Data items
_ _ _ _
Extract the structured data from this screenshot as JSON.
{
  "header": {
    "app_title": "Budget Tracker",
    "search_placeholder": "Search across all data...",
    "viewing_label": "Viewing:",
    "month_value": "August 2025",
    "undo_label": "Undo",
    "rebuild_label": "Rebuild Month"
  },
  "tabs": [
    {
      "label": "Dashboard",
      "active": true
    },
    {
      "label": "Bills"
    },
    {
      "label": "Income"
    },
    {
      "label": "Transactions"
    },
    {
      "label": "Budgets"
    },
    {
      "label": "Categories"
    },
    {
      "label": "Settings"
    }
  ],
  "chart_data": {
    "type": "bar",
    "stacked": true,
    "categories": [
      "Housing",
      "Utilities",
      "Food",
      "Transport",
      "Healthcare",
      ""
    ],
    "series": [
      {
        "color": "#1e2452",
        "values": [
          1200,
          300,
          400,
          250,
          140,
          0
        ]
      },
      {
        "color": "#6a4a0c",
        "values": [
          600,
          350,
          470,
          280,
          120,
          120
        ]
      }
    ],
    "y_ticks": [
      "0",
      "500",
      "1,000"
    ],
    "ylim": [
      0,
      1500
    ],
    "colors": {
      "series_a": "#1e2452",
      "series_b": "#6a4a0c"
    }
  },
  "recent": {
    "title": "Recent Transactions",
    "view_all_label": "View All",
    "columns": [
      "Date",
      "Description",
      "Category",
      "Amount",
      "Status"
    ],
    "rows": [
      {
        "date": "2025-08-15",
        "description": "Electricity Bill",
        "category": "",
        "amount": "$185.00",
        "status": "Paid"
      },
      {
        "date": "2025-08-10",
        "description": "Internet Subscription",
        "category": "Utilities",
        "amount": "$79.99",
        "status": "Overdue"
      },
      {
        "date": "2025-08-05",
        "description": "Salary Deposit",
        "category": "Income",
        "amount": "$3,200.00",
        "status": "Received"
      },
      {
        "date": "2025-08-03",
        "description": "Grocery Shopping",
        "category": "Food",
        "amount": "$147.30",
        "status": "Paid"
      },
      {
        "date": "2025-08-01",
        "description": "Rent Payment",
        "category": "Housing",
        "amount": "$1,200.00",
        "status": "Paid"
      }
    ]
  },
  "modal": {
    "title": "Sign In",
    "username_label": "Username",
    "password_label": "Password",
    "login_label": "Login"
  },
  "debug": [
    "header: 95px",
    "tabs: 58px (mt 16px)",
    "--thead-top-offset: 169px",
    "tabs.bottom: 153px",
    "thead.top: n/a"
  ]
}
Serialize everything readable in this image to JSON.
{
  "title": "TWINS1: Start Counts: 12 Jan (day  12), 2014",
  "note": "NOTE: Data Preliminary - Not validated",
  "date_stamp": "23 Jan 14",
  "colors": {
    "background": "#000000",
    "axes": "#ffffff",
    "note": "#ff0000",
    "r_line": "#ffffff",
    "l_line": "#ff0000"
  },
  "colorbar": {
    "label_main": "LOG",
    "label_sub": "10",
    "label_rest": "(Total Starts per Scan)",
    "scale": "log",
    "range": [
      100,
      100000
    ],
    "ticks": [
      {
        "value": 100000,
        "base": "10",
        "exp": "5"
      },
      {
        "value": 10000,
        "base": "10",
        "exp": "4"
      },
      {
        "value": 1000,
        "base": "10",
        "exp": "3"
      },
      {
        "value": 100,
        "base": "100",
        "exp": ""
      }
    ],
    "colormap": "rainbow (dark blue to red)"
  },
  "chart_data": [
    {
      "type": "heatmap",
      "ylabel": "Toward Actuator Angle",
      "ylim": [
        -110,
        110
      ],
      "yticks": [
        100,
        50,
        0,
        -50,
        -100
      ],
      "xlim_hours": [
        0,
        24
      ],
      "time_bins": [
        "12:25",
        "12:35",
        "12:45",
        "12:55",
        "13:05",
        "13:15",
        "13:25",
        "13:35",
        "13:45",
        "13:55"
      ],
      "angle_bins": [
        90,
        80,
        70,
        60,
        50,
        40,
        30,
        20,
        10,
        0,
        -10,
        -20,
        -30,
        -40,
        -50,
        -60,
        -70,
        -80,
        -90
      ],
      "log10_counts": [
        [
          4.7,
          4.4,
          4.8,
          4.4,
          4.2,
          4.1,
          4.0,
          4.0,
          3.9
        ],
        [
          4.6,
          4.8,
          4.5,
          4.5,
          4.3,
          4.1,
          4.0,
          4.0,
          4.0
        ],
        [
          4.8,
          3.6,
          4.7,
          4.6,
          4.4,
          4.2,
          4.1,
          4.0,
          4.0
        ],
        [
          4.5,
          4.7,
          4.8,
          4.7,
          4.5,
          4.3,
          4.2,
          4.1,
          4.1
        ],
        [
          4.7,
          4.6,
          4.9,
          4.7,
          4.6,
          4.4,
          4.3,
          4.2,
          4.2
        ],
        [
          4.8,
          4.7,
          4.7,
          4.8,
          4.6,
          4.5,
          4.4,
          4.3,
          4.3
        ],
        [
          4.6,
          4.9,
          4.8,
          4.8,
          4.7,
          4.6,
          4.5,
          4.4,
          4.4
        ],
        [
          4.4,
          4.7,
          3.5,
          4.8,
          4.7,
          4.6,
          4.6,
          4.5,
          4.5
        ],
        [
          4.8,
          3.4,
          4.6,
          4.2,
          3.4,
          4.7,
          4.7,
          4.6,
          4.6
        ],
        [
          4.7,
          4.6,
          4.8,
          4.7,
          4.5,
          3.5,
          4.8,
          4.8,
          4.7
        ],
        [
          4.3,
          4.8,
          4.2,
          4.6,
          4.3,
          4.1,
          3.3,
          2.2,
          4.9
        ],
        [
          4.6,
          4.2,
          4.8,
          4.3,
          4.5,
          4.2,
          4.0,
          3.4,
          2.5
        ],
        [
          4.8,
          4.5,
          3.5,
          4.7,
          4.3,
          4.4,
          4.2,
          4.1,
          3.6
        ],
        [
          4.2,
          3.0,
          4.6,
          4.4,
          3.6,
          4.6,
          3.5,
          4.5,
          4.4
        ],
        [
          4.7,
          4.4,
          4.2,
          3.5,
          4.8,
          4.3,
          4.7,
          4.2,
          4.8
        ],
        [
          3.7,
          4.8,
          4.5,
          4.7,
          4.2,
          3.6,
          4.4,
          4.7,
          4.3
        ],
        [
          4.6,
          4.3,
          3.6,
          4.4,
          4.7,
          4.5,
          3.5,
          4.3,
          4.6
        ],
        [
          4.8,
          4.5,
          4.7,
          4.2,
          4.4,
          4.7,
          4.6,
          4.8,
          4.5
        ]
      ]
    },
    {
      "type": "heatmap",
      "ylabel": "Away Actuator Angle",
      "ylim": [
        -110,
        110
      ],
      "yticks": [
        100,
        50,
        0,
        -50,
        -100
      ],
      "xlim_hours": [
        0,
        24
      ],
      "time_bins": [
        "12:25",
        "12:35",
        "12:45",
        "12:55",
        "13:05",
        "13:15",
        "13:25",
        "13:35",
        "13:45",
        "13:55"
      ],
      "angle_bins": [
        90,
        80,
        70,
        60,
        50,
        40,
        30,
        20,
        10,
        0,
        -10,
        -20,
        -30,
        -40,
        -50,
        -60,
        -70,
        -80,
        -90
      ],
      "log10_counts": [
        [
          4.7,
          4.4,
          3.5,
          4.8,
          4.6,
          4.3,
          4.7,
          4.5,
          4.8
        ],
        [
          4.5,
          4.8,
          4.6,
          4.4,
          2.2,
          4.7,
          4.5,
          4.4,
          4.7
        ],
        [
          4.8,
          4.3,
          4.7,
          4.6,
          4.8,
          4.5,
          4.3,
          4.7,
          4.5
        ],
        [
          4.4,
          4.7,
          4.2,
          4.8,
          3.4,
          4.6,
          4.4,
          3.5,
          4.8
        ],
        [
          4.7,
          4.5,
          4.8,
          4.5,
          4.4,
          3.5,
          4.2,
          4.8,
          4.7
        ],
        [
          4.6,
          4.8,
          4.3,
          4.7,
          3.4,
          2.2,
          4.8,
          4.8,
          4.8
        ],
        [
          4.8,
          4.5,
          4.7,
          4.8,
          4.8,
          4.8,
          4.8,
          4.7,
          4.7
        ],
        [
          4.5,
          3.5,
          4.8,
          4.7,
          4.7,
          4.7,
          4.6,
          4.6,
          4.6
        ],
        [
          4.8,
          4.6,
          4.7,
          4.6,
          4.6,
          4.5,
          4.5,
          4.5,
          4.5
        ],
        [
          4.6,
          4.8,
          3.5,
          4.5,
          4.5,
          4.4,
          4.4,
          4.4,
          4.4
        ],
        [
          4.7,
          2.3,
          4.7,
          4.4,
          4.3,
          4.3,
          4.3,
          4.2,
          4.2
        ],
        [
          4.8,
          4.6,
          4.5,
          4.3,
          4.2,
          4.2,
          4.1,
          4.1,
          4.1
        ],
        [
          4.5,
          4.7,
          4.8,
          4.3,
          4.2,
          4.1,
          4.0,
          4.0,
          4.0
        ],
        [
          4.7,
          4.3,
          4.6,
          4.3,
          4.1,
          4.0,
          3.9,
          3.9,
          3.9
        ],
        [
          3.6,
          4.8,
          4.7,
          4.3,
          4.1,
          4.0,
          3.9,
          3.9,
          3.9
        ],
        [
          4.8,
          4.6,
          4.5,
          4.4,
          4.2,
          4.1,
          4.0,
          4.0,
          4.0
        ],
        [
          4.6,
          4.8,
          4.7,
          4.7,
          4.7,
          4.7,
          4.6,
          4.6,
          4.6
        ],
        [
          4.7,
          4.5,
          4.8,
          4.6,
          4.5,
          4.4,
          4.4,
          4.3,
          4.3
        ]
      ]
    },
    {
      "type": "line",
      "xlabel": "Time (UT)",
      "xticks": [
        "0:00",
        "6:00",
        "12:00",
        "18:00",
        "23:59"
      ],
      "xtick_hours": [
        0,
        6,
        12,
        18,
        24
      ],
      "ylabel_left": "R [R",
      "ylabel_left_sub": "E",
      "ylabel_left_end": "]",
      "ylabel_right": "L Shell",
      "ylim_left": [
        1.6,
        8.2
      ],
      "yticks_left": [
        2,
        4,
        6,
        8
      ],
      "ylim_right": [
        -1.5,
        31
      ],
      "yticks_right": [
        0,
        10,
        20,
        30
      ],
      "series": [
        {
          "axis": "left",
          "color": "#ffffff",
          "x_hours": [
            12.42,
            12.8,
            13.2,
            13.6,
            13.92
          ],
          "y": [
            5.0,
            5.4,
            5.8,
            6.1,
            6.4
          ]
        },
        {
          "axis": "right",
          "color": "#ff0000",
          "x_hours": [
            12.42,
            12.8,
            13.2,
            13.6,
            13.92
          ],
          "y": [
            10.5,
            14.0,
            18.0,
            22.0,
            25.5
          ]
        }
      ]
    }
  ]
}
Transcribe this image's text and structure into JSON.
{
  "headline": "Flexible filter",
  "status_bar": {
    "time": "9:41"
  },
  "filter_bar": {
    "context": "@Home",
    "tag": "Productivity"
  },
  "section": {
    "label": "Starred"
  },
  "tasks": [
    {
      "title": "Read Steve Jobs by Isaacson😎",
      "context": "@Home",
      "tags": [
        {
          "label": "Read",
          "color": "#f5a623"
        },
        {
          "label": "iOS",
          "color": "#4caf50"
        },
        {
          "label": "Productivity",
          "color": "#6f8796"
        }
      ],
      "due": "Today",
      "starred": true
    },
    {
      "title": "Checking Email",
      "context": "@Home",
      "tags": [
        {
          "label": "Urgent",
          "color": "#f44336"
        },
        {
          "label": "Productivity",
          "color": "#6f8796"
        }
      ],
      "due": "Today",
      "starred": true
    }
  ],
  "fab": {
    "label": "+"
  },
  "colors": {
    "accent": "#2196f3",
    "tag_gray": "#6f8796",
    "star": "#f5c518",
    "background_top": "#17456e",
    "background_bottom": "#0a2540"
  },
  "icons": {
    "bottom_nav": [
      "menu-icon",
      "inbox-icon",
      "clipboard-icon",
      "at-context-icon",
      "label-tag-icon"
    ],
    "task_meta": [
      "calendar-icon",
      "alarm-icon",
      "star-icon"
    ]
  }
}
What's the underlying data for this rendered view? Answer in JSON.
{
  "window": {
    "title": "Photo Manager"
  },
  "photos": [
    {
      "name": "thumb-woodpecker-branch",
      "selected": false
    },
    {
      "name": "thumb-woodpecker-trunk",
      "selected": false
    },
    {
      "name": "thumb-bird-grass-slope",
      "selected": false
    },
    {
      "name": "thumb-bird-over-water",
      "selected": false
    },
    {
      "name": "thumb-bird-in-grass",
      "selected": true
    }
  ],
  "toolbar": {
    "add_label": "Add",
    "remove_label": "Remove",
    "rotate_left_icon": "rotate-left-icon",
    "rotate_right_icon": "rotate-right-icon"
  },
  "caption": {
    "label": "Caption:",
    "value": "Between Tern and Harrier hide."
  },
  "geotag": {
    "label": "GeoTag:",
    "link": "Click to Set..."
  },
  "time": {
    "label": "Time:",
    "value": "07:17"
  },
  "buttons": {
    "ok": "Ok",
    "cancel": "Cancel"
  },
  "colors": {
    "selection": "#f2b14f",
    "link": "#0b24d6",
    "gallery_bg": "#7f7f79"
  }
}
_ _ _ _
What you should do.
Look for lines containing the string "type" and copy them all.

Reply to the exercise.
    "type": "bar",
      "type": "heatmap",
      "type": "heatmap",
      "type": "line",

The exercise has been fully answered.